* _DO THIS_
Determine which lines of the records include the word "album", and copy them.

* _STORED ROWS_
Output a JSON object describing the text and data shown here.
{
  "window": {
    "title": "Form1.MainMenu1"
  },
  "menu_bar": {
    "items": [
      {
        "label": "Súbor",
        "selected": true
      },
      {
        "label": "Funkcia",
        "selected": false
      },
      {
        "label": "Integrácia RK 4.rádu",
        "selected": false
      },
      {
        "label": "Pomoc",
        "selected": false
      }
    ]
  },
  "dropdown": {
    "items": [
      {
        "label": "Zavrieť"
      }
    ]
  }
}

---

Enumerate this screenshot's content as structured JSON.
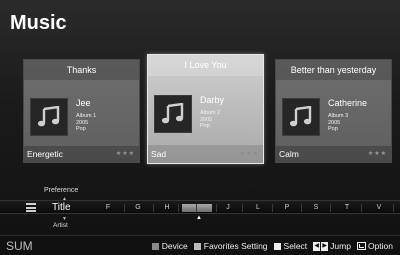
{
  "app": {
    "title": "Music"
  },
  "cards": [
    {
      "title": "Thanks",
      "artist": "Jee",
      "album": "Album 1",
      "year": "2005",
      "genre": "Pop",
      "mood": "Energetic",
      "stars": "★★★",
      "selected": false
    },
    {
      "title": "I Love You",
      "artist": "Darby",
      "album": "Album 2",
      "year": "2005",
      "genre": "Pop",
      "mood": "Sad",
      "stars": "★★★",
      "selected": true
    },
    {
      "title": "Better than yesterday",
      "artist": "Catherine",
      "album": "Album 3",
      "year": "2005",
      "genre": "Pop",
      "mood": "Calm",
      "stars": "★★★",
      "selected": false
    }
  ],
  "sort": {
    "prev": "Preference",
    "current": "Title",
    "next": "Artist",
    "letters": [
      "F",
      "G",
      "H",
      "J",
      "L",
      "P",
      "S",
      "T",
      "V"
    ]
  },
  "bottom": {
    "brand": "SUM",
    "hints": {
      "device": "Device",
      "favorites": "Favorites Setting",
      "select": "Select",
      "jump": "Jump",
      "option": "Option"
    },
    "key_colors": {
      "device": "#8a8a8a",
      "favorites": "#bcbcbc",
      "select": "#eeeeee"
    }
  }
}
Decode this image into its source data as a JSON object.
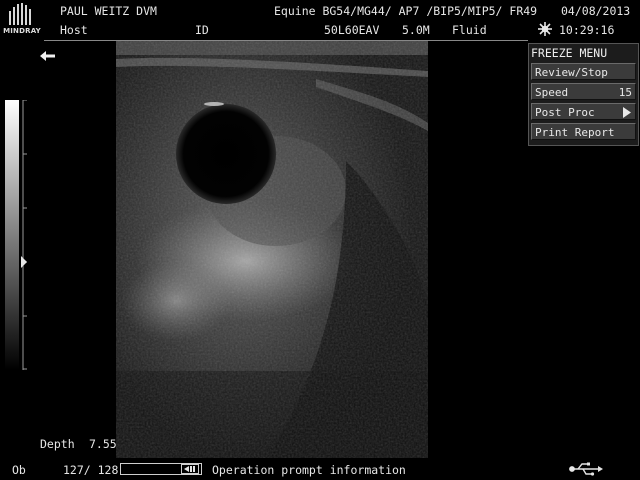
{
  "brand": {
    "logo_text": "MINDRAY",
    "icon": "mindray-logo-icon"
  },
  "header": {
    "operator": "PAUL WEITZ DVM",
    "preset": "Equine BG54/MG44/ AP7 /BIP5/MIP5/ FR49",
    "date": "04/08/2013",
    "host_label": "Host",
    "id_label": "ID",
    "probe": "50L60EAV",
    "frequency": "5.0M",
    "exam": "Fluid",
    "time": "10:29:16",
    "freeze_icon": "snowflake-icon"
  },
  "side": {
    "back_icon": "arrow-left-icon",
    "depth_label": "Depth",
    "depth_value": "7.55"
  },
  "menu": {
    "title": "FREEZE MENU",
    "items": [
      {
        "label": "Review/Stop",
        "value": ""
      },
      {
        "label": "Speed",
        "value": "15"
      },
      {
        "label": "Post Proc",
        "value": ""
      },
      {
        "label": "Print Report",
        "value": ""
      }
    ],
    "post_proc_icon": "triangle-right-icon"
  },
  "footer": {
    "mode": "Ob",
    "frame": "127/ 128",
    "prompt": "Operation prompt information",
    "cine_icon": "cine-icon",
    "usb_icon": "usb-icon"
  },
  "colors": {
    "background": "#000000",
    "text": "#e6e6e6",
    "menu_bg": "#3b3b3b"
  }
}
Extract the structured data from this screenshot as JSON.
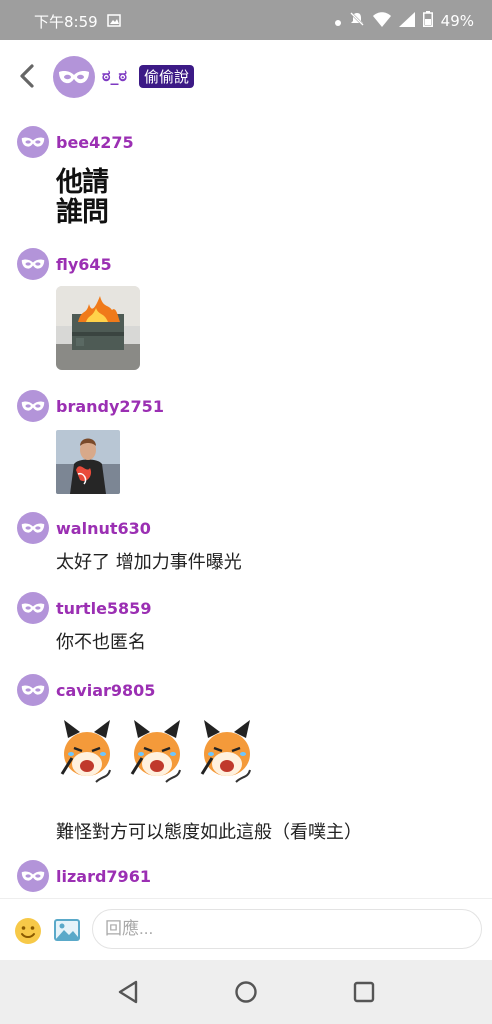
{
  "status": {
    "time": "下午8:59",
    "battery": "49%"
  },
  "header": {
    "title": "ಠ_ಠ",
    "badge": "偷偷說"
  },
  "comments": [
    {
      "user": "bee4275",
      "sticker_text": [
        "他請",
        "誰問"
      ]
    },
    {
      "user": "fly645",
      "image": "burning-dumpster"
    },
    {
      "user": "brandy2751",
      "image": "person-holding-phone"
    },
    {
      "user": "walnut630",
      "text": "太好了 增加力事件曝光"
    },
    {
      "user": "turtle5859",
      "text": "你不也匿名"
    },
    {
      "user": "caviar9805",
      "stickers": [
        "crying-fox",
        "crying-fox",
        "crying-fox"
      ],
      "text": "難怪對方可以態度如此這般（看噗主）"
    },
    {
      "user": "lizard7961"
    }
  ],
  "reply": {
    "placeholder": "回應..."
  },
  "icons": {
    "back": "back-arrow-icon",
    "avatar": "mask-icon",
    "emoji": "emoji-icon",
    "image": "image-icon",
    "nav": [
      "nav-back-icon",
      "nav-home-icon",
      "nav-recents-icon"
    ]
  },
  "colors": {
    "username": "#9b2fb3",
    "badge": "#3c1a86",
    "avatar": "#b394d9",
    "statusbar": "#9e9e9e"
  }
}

* _CORRECT RESPONSE_
      "album": "Album 1",
      "album": "Album 2",
      "album": "Album 3",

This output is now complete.